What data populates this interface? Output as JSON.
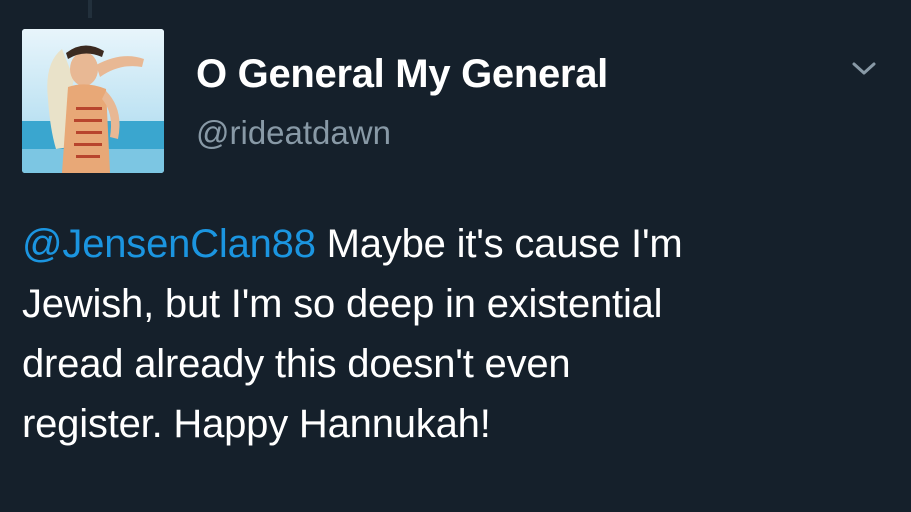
{
  "tweet": {
    "display_name": "O General My General",
    "handle": "@rideatdawn",
    "mention": "@JensenClan88",
    "lines": [
      " Maybe it's cause I'm",
      "Jewish, but I'm so deep in existential",
      "dread already this doesn't even",
      "register. Happy Hannukah!"
    ]
  },
  "icons": {
    "avatar": "profile-avatar-image",
    "menu": "chevron-down-icon"
  },
  "colors": {
    "background": "#15202b",
    "mention": "#1b95e0",
    "handle": "#8899a6",
    "text": "#ffffff"
  }
}
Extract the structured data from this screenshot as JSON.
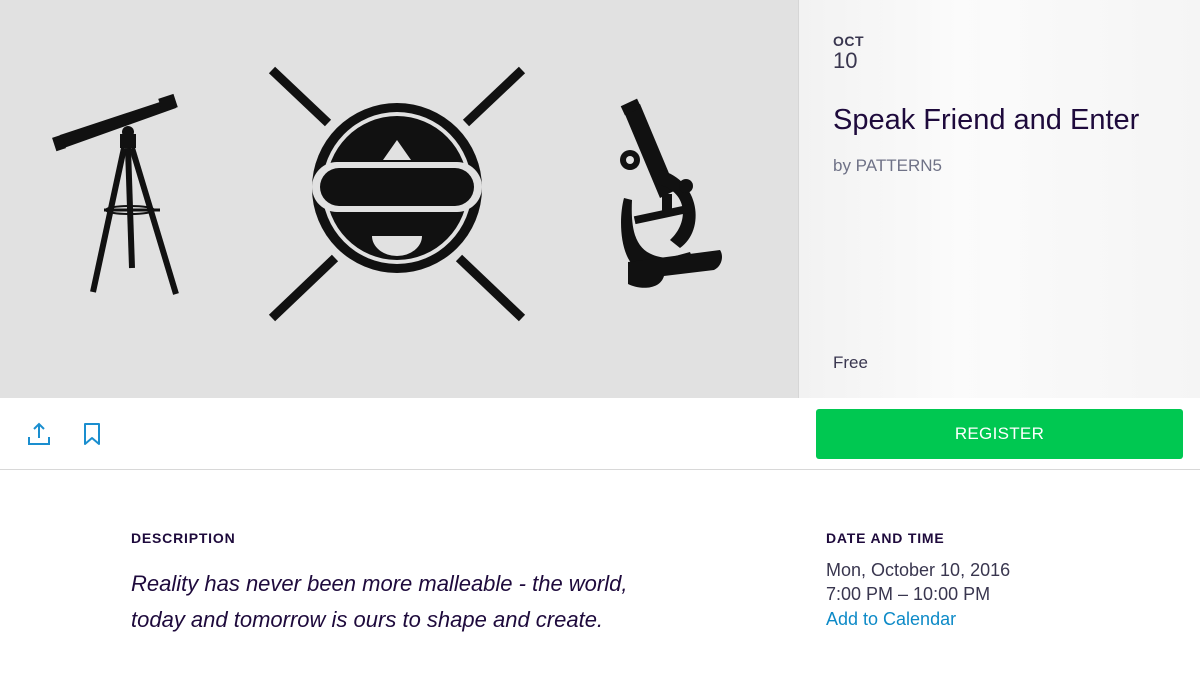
{
  "event": {
    "date_month": "OCT",
    "date_day": "10",
    "title": "Speak Friend and Enter",
    "organizer": "by PATTERN5",
    "price": "Free"
  },
  "actions": {
    "share_icon": "share-upload-icon",
    "save_icon": "bookmark-icon",
    "register_label": "REGISTER",
    "register_color": "#00c851",
    "accent_link_color": "#0d8ac7"
  },
  "description": {
    "heading": "DESCRIPTION",
    "text": "Reality has never been more malleable - the world, today and tomorrow is ours to shape and create."
  },
  "date_time": {
    "heading": "DATE AND TIME",
    "date": "Mon, October 10, 2016",
    "time": "7:00 PM – 10:00 PM",
    "calendar_link": "Add to Calendar"
  },
  "hero": {
    "icons": [
      "telescope-icon",
      "vr-headset-face-icon",
      "microscope-icon"
    ]
  }
}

REQUIRED WORK: Find every line of the data that holds the string "heading", then say how many there are and nothing else.

TASK ANSWER: 2